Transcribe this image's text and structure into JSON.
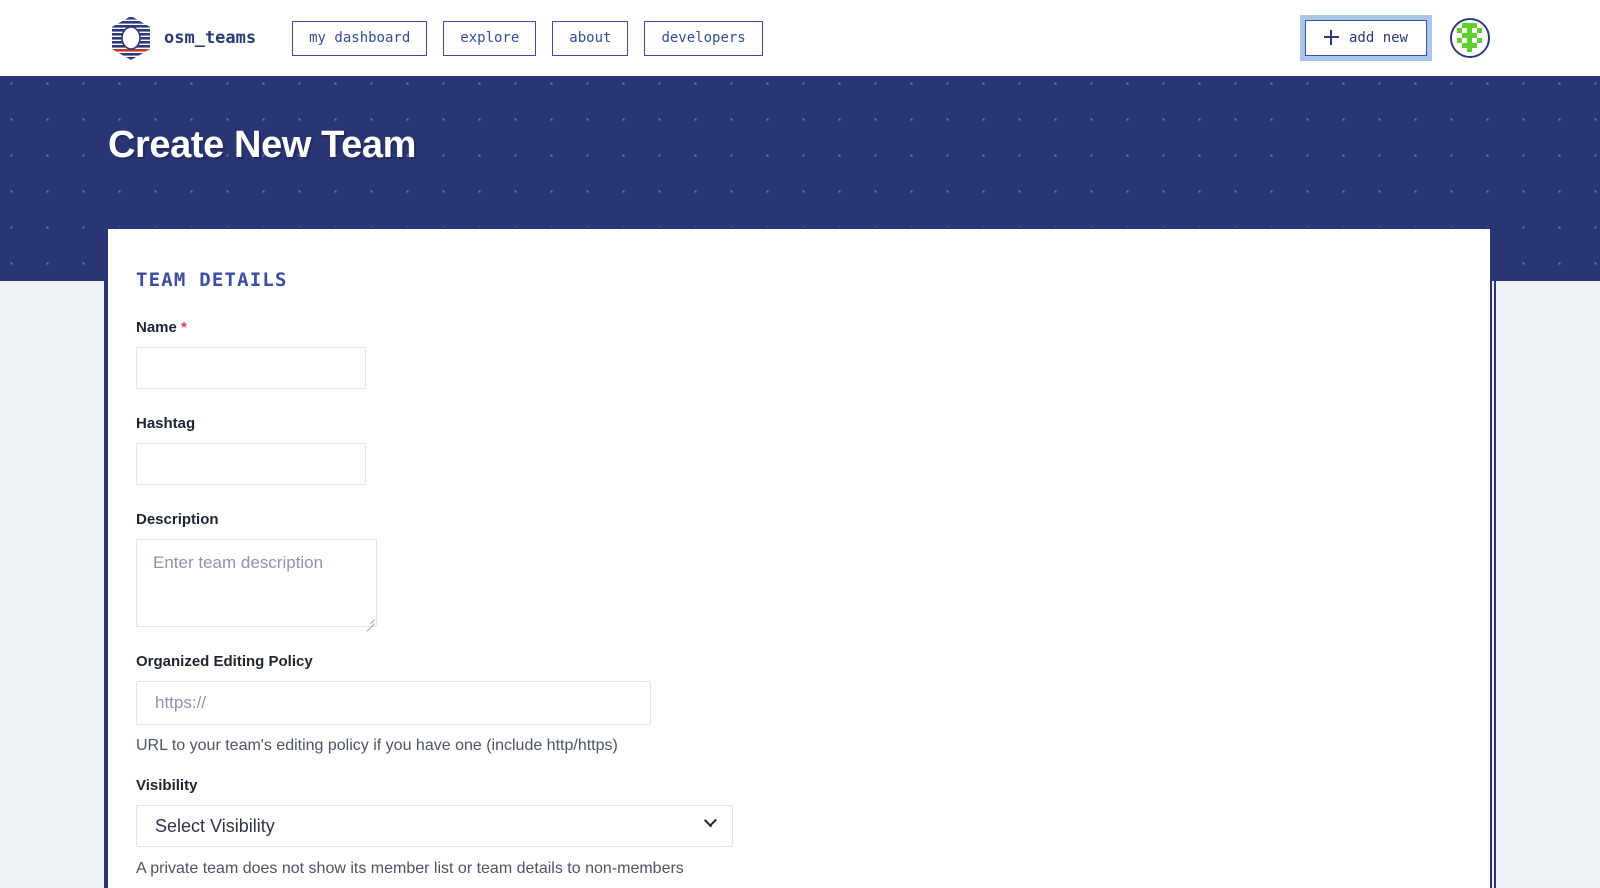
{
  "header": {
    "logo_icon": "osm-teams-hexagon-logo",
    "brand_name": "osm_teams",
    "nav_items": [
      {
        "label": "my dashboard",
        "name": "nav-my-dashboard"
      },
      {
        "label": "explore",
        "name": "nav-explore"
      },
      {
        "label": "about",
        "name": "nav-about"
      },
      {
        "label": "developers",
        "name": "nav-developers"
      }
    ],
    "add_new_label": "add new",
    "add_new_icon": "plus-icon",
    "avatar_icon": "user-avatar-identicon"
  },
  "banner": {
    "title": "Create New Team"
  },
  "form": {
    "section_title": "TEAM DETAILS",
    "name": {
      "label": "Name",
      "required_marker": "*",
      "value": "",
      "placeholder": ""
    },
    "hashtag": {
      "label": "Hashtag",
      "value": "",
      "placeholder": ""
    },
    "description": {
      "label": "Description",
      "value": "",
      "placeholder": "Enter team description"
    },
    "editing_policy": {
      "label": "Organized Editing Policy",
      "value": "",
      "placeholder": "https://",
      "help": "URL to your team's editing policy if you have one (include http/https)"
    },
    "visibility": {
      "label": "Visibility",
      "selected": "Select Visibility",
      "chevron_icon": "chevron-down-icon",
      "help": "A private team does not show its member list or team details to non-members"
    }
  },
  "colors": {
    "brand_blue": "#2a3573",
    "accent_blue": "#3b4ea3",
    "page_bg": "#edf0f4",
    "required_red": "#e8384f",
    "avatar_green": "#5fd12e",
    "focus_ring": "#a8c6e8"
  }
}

::::::::

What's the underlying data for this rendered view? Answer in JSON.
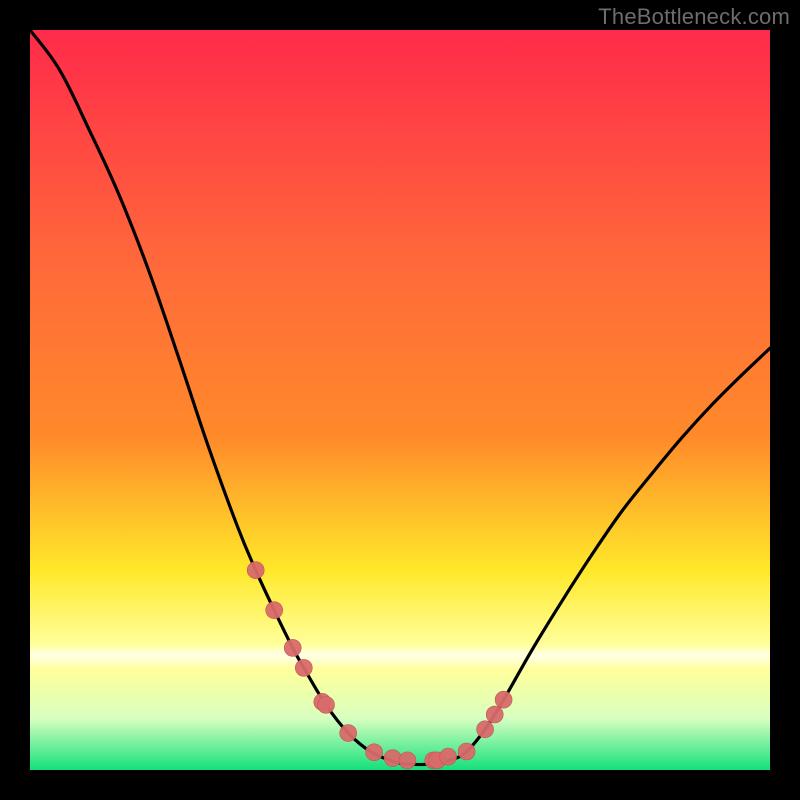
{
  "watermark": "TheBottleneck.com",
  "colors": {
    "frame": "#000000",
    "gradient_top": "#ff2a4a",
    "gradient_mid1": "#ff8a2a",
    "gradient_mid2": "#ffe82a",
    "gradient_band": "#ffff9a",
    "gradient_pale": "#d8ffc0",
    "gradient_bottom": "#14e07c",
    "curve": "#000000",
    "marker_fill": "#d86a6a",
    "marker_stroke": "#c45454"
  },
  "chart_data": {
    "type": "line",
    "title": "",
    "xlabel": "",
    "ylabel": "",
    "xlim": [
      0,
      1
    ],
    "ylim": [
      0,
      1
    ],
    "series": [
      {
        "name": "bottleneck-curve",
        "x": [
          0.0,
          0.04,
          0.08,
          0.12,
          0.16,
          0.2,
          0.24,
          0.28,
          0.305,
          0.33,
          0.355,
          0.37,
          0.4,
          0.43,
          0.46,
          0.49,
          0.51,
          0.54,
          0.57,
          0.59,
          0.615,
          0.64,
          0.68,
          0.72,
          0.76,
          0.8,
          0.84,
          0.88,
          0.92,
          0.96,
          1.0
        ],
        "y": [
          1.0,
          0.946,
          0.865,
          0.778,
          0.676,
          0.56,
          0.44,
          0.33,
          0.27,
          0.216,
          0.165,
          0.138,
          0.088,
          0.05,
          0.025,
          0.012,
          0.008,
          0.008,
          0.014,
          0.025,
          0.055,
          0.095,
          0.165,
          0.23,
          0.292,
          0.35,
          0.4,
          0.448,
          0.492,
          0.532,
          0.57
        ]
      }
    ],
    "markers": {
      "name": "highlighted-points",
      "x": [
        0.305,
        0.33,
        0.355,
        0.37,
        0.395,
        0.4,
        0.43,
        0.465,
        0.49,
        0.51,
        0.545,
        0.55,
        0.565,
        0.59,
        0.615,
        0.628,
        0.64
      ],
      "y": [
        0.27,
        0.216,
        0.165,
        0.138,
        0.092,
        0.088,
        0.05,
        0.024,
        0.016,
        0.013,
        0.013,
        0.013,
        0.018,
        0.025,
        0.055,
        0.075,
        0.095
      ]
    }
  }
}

::::::::

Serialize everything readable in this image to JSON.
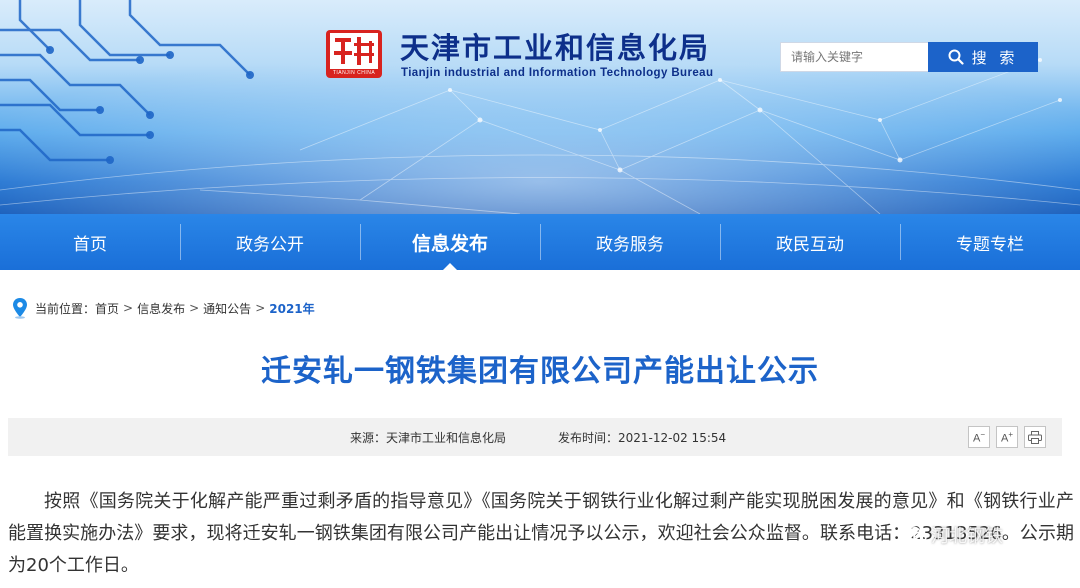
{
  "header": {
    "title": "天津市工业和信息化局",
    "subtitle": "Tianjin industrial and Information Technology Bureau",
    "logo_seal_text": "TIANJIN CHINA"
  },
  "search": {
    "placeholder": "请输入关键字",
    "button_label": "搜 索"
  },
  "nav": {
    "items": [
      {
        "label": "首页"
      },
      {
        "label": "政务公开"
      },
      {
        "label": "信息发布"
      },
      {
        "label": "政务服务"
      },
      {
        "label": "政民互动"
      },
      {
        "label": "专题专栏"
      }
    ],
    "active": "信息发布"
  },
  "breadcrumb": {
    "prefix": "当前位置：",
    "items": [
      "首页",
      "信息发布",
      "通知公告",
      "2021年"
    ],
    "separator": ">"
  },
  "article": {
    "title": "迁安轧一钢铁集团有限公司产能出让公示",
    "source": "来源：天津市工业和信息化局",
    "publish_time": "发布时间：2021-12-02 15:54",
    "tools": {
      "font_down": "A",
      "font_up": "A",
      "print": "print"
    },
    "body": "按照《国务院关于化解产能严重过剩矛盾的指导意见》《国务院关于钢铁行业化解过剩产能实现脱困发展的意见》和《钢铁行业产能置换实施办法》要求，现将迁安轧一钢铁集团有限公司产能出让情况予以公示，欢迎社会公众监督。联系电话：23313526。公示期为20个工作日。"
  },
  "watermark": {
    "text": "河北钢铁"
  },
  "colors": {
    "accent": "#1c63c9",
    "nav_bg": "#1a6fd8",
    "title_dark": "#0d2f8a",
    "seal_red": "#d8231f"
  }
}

::::::::

_What you will do_.
Search the data for the string "curve". List each line that has it.

_The result_.
    "curve": "#000000",
        "name": "bottleneck-curve",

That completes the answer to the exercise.